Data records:
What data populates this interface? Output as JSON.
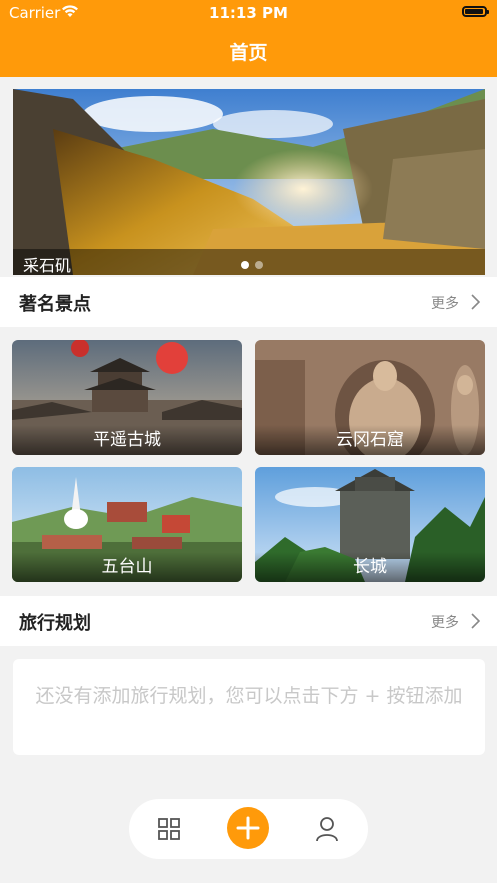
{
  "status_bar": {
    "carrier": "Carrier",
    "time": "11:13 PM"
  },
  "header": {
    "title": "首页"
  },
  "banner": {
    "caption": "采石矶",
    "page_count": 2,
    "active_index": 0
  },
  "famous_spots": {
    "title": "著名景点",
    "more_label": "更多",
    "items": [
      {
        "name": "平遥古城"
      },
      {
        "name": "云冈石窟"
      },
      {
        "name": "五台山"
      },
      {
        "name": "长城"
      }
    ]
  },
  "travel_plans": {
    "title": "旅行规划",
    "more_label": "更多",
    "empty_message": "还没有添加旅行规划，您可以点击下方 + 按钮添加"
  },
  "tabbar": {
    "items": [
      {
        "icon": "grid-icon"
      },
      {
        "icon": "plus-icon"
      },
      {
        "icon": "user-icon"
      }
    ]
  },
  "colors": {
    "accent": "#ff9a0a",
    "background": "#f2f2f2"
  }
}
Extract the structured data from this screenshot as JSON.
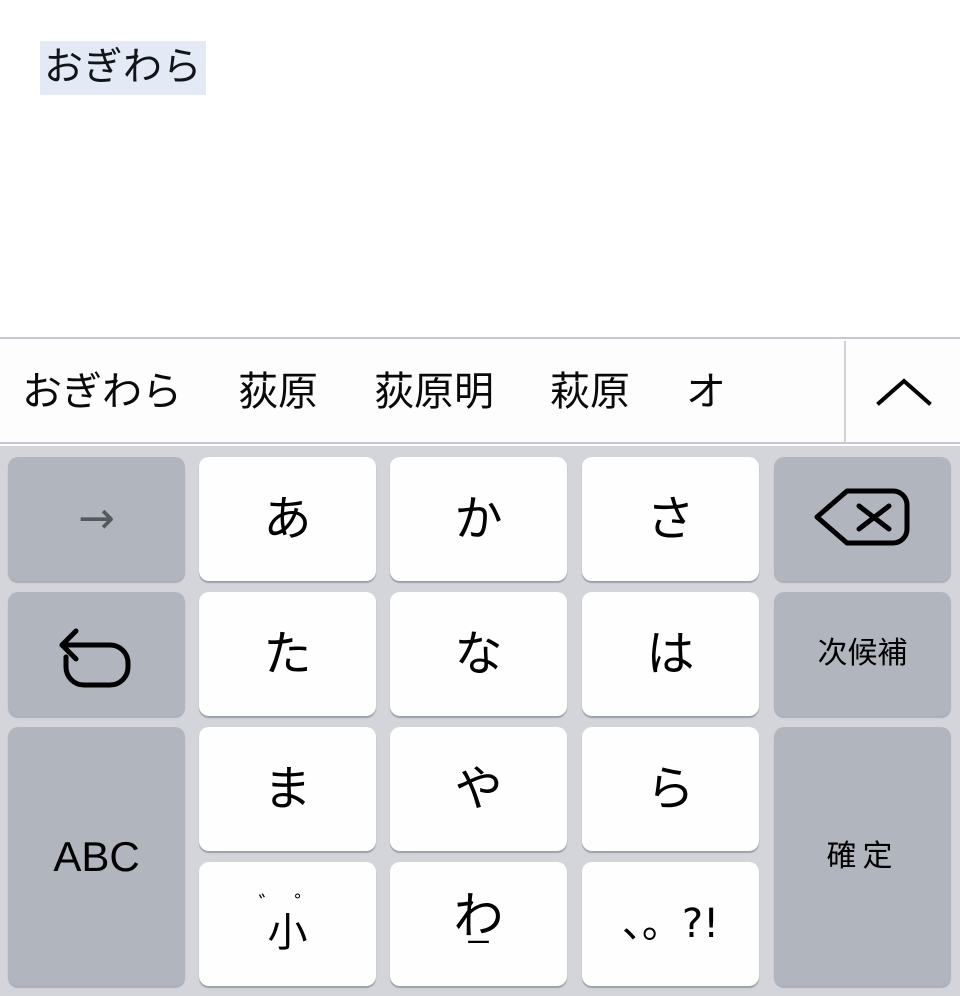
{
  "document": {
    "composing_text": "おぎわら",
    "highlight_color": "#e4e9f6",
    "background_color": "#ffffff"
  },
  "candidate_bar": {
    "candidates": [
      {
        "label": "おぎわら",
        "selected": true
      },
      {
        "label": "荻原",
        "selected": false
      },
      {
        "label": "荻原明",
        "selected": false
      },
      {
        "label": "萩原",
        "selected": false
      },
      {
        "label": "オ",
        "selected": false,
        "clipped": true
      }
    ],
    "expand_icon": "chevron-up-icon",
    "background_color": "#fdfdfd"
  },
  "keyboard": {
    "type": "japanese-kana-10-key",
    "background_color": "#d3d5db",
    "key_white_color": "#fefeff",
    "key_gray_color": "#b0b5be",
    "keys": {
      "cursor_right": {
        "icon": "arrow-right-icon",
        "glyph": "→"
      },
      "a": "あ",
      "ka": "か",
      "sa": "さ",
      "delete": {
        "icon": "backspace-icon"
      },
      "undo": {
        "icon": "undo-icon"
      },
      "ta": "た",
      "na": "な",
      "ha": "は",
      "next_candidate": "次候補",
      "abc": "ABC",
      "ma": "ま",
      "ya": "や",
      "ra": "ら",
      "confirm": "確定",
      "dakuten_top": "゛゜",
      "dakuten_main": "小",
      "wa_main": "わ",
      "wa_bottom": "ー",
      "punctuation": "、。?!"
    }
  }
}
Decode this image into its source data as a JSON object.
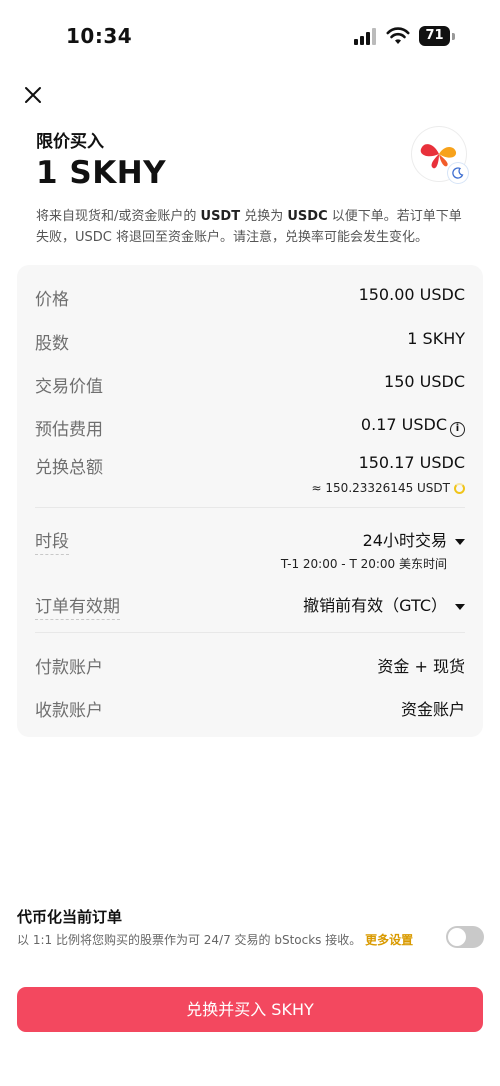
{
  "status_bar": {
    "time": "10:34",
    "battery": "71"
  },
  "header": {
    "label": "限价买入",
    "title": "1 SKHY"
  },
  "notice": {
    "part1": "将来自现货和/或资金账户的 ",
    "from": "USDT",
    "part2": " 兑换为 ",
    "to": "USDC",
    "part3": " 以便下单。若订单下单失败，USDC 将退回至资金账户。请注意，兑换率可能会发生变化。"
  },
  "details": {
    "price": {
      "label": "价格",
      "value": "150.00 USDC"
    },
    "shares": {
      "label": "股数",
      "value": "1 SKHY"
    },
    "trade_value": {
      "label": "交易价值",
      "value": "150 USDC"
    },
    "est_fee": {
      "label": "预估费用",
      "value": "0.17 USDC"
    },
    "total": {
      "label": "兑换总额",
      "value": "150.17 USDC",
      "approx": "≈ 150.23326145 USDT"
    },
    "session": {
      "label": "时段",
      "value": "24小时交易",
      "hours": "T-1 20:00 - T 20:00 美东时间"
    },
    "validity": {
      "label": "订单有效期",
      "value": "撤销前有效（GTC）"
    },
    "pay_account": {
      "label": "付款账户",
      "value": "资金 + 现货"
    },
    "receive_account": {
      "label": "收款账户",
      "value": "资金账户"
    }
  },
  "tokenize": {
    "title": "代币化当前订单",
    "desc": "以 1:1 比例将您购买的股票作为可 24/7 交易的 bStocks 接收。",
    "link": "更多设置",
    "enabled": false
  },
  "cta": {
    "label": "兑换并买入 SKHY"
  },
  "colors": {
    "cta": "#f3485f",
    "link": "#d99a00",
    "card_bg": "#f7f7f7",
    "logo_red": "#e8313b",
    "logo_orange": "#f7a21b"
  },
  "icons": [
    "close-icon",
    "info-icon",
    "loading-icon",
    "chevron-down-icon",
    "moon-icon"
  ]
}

==

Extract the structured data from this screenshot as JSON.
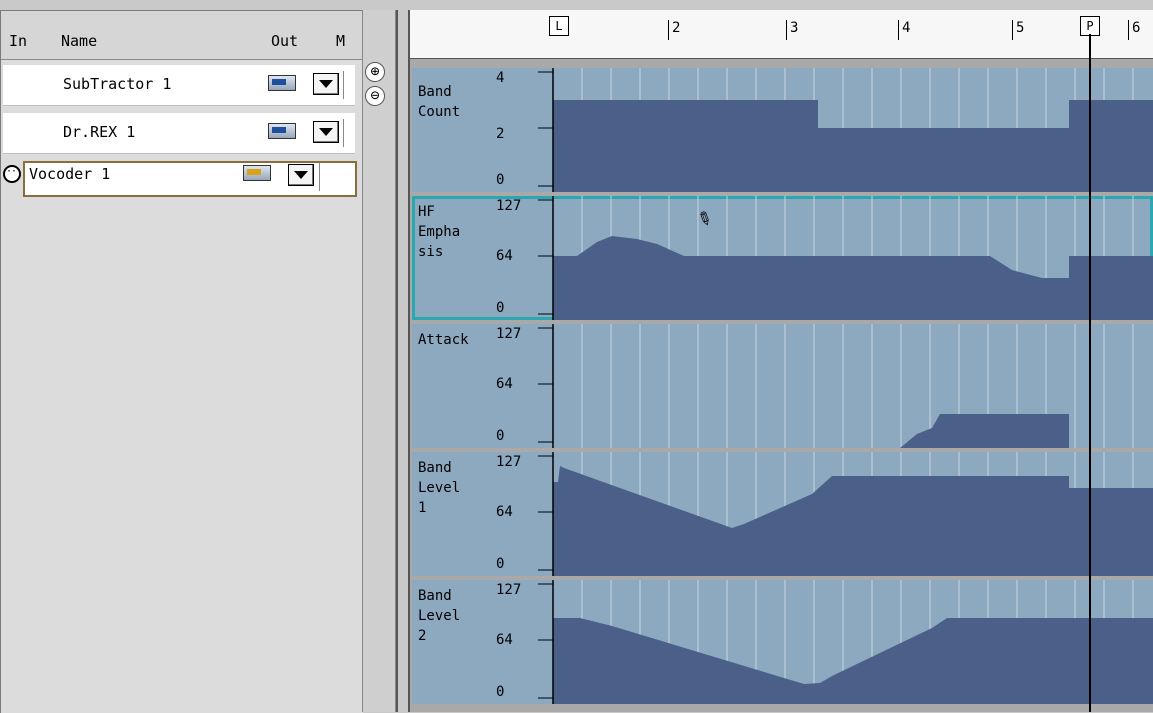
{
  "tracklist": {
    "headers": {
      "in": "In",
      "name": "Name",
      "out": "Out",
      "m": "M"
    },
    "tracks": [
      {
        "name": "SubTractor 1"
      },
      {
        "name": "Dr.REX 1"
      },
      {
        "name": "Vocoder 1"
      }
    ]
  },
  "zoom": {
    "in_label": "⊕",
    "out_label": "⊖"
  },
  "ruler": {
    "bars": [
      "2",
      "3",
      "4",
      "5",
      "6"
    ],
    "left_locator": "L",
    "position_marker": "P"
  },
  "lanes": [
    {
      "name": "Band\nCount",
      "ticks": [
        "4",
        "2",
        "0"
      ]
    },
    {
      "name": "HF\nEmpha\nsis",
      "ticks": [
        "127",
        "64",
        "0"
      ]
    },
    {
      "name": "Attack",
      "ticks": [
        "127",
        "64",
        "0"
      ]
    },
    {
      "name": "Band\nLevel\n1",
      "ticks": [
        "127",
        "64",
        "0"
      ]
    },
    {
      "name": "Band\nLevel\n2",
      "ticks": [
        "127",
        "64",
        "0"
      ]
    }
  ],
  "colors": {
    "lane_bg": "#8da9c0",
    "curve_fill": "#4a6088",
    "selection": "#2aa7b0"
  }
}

---

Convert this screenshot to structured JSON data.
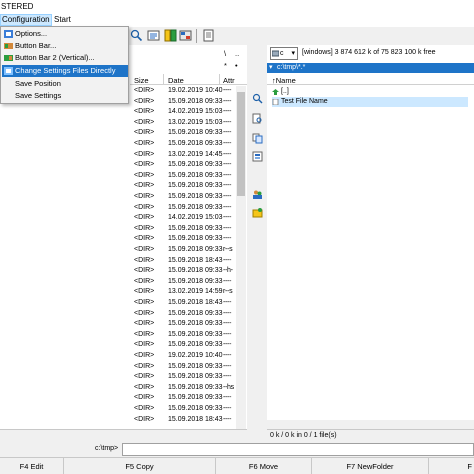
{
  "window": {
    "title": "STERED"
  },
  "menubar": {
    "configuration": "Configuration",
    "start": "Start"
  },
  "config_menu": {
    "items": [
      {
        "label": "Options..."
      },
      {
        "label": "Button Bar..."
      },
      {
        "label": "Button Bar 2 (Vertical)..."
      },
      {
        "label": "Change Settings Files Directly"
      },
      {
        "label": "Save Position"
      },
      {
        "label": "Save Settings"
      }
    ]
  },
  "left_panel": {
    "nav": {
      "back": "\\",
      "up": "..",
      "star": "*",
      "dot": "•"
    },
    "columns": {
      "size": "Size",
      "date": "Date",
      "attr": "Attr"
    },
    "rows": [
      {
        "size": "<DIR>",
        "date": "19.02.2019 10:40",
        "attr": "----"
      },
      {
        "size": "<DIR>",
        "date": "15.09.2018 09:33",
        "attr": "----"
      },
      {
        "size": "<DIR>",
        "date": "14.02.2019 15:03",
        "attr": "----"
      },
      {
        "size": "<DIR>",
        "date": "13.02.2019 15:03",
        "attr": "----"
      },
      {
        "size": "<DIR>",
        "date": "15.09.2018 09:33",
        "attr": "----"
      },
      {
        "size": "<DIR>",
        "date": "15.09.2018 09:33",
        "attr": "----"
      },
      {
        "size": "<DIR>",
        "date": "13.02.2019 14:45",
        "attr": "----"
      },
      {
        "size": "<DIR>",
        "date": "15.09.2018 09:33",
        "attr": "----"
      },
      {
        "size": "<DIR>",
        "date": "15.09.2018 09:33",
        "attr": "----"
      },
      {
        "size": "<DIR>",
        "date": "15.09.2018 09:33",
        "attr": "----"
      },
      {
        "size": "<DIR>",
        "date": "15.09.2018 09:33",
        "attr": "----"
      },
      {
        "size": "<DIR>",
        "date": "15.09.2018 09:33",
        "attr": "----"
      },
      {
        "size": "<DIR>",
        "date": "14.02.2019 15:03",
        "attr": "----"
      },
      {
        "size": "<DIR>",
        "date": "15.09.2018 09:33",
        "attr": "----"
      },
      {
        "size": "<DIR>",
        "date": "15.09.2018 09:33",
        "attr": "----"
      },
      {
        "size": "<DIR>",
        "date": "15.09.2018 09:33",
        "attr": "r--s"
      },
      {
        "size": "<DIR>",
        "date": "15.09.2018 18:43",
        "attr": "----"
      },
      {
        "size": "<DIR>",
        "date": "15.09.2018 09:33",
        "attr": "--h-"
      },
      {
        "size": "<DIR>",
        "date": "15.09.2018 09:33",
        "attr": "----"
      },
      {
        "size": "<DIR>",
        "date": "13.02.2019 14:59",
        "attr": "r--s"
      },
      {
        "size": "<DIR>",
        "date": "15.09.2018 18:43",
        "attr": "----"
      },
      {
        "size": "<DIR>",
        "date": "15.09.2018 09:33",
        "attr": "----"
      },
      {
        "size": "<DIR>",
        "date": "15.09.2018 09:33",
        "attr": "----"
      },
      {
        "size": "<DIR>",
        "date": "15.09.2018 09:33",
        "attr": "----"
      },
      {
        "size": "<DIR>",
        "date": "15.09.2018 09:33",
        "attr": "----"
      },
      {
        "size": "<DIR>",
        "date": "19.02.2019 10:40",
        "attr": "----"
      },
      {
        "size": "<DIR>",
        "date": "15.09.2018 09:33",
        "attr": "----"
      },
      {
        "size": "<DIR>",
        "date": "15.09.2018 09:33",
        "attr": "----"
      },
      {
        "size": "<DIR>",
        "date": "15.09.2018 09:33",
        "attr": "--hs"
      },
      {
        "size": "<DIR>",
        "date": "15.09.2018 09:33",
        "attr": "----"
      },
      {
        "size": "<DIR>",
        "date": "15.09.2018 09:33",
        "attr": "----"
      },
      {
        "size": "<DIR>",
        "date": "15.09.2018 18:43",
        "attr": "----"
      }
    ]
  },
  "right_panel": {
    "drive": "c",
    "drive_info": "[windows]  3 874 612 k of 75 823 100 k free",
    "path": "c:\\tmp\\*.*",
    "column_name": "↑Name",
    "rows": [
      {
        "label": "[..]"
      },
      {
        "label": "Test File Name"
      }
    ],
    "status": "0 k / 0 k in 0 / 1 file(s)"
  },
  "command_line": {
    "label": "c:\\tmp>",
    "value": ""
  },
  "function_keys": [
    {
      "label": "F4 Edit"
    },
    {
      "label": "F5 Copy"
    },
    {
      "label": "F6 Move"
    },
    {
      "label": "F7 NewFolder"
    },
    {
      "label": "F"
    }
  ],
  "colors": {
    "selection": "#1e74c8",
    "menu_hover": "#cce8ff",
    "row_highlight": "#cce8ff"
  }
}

Written task:
Count every line of the material above that holds the string "Settings", then state only the total.

Solved exercise:
2